PROBLEM DESCRIPTION: Copy out the records in full, word for word, without pictures.

___ RECORDS FOR THE TASK ___

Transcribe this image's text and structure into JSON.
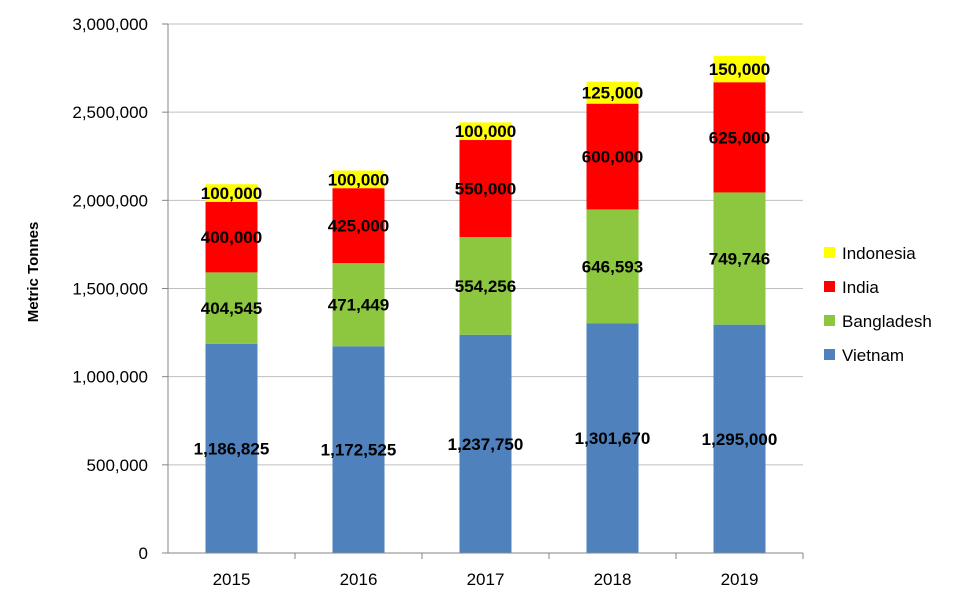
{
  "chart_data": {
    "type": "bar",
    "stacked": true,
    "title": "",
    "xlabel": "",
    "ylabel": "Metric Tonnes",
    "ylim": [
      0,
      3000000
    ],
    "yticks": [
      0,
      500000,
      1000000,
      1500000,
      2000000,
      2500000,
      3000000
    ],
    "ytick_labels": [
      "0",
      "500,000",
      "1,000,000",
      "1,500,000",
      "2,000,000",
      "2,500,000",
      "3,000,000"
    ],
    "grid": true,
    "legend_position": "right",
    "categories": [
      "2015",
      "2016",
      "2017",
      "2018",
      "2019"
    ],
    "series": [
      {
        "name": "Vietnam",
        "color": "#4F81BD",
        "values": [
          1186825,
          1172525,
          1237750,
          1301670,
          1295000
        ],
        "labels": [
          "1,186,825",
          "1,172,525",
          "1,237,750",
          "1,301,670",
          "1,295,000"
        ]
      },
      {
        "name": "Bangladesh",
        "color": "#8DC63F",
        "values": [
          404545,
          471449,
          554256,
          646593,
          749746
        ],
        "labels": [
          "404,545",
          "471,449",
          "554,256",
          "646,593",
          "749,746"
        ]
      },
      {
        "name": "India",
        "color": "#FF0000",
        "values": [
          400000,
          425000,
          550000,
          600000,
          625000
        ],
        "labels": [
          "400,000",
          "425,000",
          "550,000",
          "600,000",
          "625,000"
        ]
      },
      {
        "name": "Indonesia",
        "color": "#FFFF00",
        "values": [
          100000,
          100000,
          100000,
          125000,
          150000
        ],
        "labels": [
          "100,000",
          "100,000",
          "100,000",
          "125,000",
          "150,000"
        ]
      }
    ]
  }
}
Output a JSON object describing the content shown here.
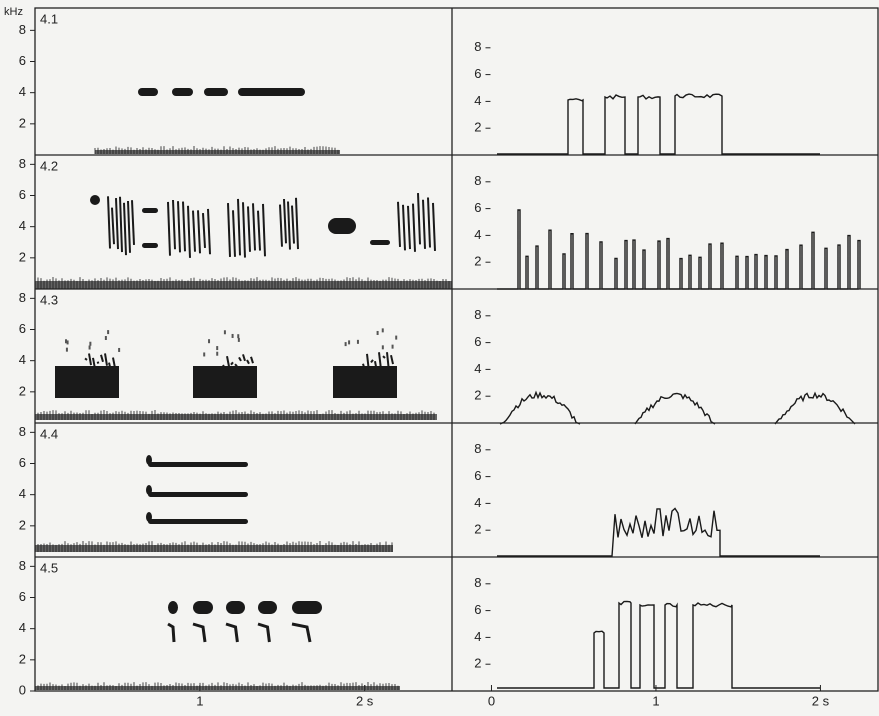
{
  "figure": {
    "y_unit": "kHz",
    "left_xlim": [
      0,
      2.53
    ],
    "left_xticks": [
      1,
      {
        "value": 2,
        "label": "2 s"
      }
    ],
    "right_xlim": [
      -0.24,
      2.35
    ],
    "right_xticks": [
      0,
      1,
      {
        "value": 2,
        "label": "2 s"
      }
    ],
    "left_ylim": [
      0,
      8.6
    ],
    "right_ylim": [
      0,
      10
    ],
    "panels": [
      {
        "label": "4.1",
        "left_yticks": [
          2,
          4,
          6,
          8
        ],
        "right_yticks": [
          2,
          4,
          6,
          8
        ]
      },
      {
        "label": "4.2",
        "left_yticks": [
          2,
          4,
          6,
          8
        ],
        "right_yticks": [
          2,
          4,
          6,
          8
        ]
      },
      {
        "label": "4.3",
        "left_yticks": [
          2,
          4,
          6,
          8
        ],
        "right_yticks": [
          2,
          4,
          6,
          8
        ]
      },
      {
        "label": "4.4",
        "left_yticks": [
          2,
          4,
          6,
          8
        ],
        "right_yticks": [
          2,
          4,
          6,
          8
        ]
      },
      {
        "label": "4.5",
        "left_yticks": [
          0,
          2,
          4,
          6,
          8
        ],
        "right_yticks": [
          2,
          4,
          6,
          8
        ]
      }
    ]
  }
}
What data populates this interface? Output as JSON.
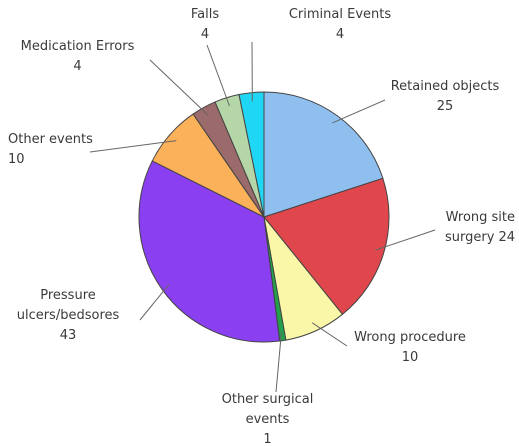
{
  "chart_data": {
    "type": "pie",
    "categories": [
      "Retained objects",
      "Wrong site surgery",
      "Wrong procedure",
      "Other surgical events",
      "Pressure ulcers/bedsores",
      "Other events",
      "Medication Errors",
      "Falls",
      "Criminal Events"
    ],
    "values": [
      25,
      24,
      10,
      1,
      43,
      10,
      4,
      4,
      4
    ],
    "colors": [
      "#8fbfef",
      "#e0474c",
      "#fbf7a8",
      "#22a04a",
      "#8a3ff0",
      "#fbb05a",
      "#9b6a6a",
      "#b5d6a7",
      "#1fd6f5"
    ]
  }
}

___

THE REPLY:
Transcribe this image's text and structure into JSON.
{
  "chart_data": {
    "type": "bar",
    "stacked": true,
    "title": "",
    "xlabel": "",
    "ylabel": "Metric Tonnes",
    "ylim": [
      0,
      3000000
    ],
    "yticks": [
      0,
      500000,
      1000000,
      1500000,
      2000000,
      2500000,
      3000000
    ],
    "ytick_labels": [
      "0",
      "500,000",
      "1,000,000",
      "1,500,000",
      "2,000,000",
      "2,500,000",
      "3,000,000"
    ],
    "grid": true,
    "legend_position": "right",
    "categories": [
      "2015",
      "2016",
      "2017",
      "2018",
      "2019"
    ],
    "series": [
      {
        "name": "Vietnam",
        "color": "#4F81BD",
        "values": [
          1186825,
          1172525,
          1237750,
          1301670,
          1295000
        ],
        "labels": [
          "1,186,825",
          "1,172,525",
          "1,237,750",
          "1,301,670",
          "1,295,000"
        ]
      },
      {
        "name": "Bangladesh",
        "color": "#8DC63F",
        "values": [
          404545,
          471449,
          554256,
          646593,
          749746
        ],
        "labels": [
          "404,545",
          "471,449",
          "554,256",
          "646,593",
          "749,746"
        ]
      },
      {
        "name": "India",
        "color": "#FF0000",
        "values": [
          400000,
          425000,
          550000,
          600000,
          625000
        ],
        "labels": [
          "400,000",
          "425,000",
          "550,000",
          "600,000",
          "625,000"
        ]
      },
      {
        "name": "Indonesia",
        "color": "#FFFF00",
        "values": [
          100000,
          100000,
          100000,
          125000,
          150000
        ],
        "labels": [
          "100,000",
          "100,000",
          "100,000",
          "125,000",
          "150,000"
        ]
      }
    ]
  }
}
Output a JSON object describing the content shown here.
{
  "figure": {
    "y_unit": "kHz",
    "left_xlim": [
      0,
      2.53
    ],
    "left_xticks": [
      1,
      {
        "value": 2,
        "label": "2 s"
      }
    ],
    "right_xlim": [
      -0.24,
      2.35
    ],
    "right_xticks": [
      0,
      1,
      {
        "value": 2,
        "label": "2 s"
      }
    ],
    "left_ylim": [
      0,
      8.6
    ],
    "right_ylim": [
      0,
      10
    ],
    "panels": [
      {
        "label": "4.1",
        "left_yticks": [
          2,
          4,
          6,
          8
        ],
        "right_yticks": [
          2,
          4,
          6,
          8
        ]
      },
      {
        "label": "4.2",
        "left_yticks": [
          2,
          4,
          6,
          8
        ],
        "right_yticks": [
          2,
          4,
          6,
          8
        ]
      },
      {
        "label": "4.3",
        "left_yticks": [
          2,
          4,
          6,
          8
        ],
        "right_yticks": [
          2,
          4,
          6,
          8
        ]
      },
      {
        "label": "4.4",
        "left_yticks": [
          2,
          4,
          6,
          8
        ],
        "right_yticks": [
          2,
          4,
          6,
          8
        ]
      },
      {
        "label": "4.5",
        "left_yticks": [
          0,
          2,
          4,
          6,
          8
        ],
        "right_yticks": [
          2,
          4,
          6,
          8
        ]
      }
    ]
  }
}
What data populates this interface? Output as JSON.
{
  "chart_data": {
    "type": "pie",
    "categories": [
      "Retained objects",
      "Wrong site surgery",
      "Wrong procedure",
      "Other surgical events",
      "Pressure ulcers/bedsores",
      "Other events",
      "Medication Errors",
      "Falls",
      "Criminal Events"
    ],
    "values": [
      25,
      24,
      10,
      1,
      43,
      10,
      4,
      4,
      4
    ],
    "colors": [
      "#8fbfef",
      "#e0474c",
      "#fbf7a8",
      "#22a04a",
      "#8a3ff0",
      "#fbb05a",
      "#9b6a6a",
      "#b5d6a7",
      "#1fd6f5"
    ]
  }
}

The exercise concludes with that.